# Problem details
The entries below are to be transcribed in full, without their images.

-- Start Input for this task --

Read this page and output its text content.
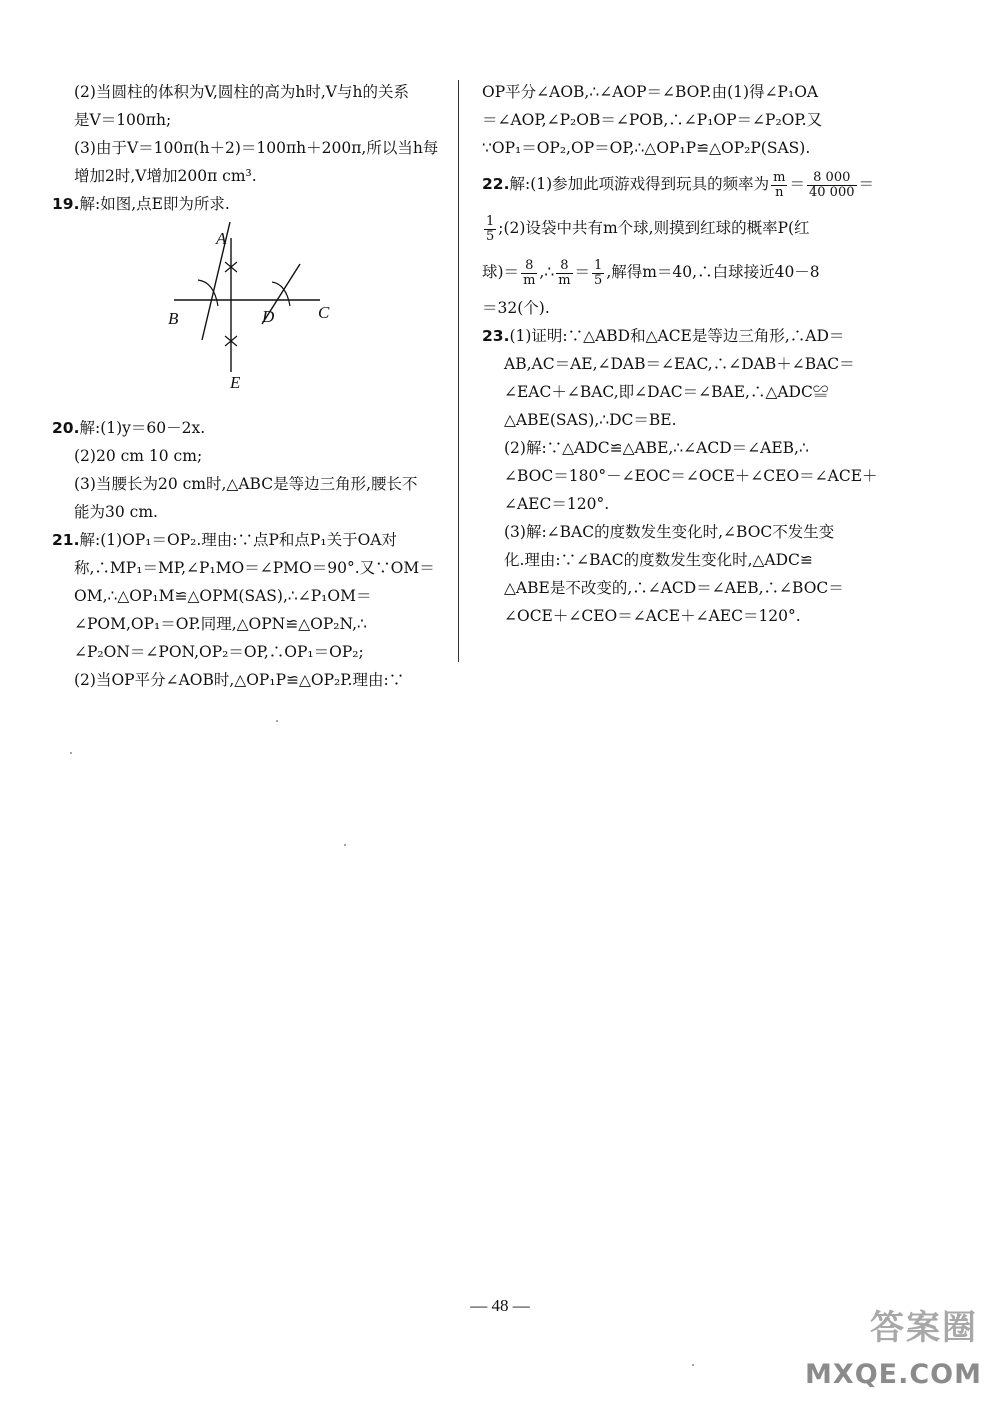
(2)当圆柱的体积为V,圆柱的高为h时,V与h的关系
是V＝100πh;
(3)由于V＝100π(h＋2)＝100πh＋200π,所以当h每
增加2时,V增加200π cm³.
19.解:如图,点E即为所求.
20.解:(1)y＝60－2x.
(2)20 cm 10 cm;
(3)当腰长为20 cm时,△ABC是等边三角形,腰长不
能为30 cm.
21.解:(1)OP₁＝OP₂.理由:∵点P和点P₁关于OA对
称,∴MP₁＝MP,∠P₁MO＝∠PMO＝90°.又∵OM＝
OM,∴△OP₁M≌△OPM(SAS),∴∠P₁OM＝
∠POM,OP₁＝OP.同理,△OPN≌△OP₂N,∴
∠P₂ON＝∠PON,OP₂＝OP,∴OP₁＝OP₂;
(2)当OP平分∠AOB时,△OP₁P≌△OP₂P.理由:∵
A
B	C
D
E
OP平分∠AOB,∴∠AOP＝∠BOP.由(1)得∠P₁OA
＝∠AOP,∠P₂OB＝∠POB,∴∠P₁OP＝∠P₂OP.又
∵OP₁＝OP₂,OP＝OP,∴△OP₁P≌△OP₂P(SAS).
22.解:(1)参加此项游戏得到玩具的频率为 $\frac{m}{n} = \frac{8 000}{40 000}$ ＝
$\frac{1}{5}$ ;(2)设袋中共有m个球,则摸到红球的概率P(红
球)＝ $\frac{8}{m}$ ,∴ $\frac{8}{m} = \frac{1}{5}$ ,解得m＝40,∴白球接近40－8
＝32(个).
23.(1)证明:∵△ABD和△ACE是等边三角形,∴AD＝
AB,AC＝AE,∠DAB＝∠EAC,∴∠DAB＋∠BAC＝
∠EAC＋∠BAC,即∠DAC＝∠BAE,∴△ADC≌
△ABE(SAS),∴DC＝BE.
(2)解:∵△ADC≌△ABE,∴∠ACD＝∠AEB,∴
∠BOC＝180°－∠EOC＝∠OCE＋∠CEO＝∠ACE＋
∠AEC＝120°.
(3)解:∠BAC的度数发生变化时,∠BOC不发生变
化.理由:∵∠BAC的度数发生变化时,△ADC≌
△ABE是不改变的,∴∠ACD＝∠AEB,∴∠BOC＝
∠OCE＋∠CEO＝∠ACE＋∠AEC＝120°.
— 48 —
答案圈
MXQE.COM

-- End Input for this task --

# Solution below
Read this page and output its text content.
(2)当圆柱的体积为V,圆柱的高为h时,V与h的关系
是V＝100πh;
(3)由于V＝100π(h＋2)＝100πh＋200π,所以当h每
增加2时,V增加200π cm³.
19.解:如图,点E即为所求.
20.解:(1)y＝60－2x.
(2)20 cm 10 cm;
(3)当腰长为20 cm时,△ABC是等边三角形,腰长不
能为30 cm.
21.解:(1)OP₁＝OP₂.理由:∵点P和点P₁关于OA对
称,∴MP₁＝MP,∠P₁MO＝∠PMO＝90°.又∵OM＝
OM,∴△OP₁M≌△OPM(SAS),∴∠P₁OM＝
∠POM,OP₁＝OP.同理,△OPN≌△OP₂N,∴
∠P₂ON＝∠PON,OP₂＝OP,∴OP₁＝OP₂;
(2)当OP平分∠AOB时,△OP₁P≌△OP₂P.理由:∵
A
B	C
D
E
OP平分∠AOB,∴∠AOP＝∠BOP.由(1)得∠P₁OA
＝∠AOP,∠P₂OB＝∠POB,∴∠P₁OP＝∠P₂OP.又
∵OP₁＝OP₂,OP＝OP,∴△OP₁P≌△OP₂P(SAS).
22.解:(1)参加此项游戏得到玩具的频率为 $\frac{m}{n} = \frac{8 000}{40 000}$ ＝
$\frac{1}{5}$ ;(2)设袋中共有m个球,则摸到红球的概率P(红
球)＝ $\frac{8}{m}$ ,∴ $\frac{8}{m} = \frac{1}{5}$ ,解得m＝40,∴白球接近40－8
＝32(个).
23.(1)证明:∵△ABD和△ACE是等边三角形,∴AD＝
AB,AC＝AE,∠DAB＝∠EAC,∴∠DAB＋∠BAC＝
∠EAC＋∠BAC,即∠DAC＝∠BAE,∴△ADC≌
△ABE(SAS),∴DC＝BE.
(2)解:∵△ADC≌△ABE,∴∠ACD＝∠AEB,∴
∠BOC＝180°－∠EOC＝∠OCE＋∠CEO＝∠ACE＋
∠AEC＝120°.
(3)解:∠BAC的度数发生变化时,∠BOC不发生变
化.理由:∵∠BAC的度数发生变化时,△ADC≌
△ABE是不改变的,∴∠ACD＝∠AEB,∴∠BOC＝
∠OCE＋∠CEO＝∠ACE＋∠AEC＝120°.
— 48 —
答案圈
MXQE.COM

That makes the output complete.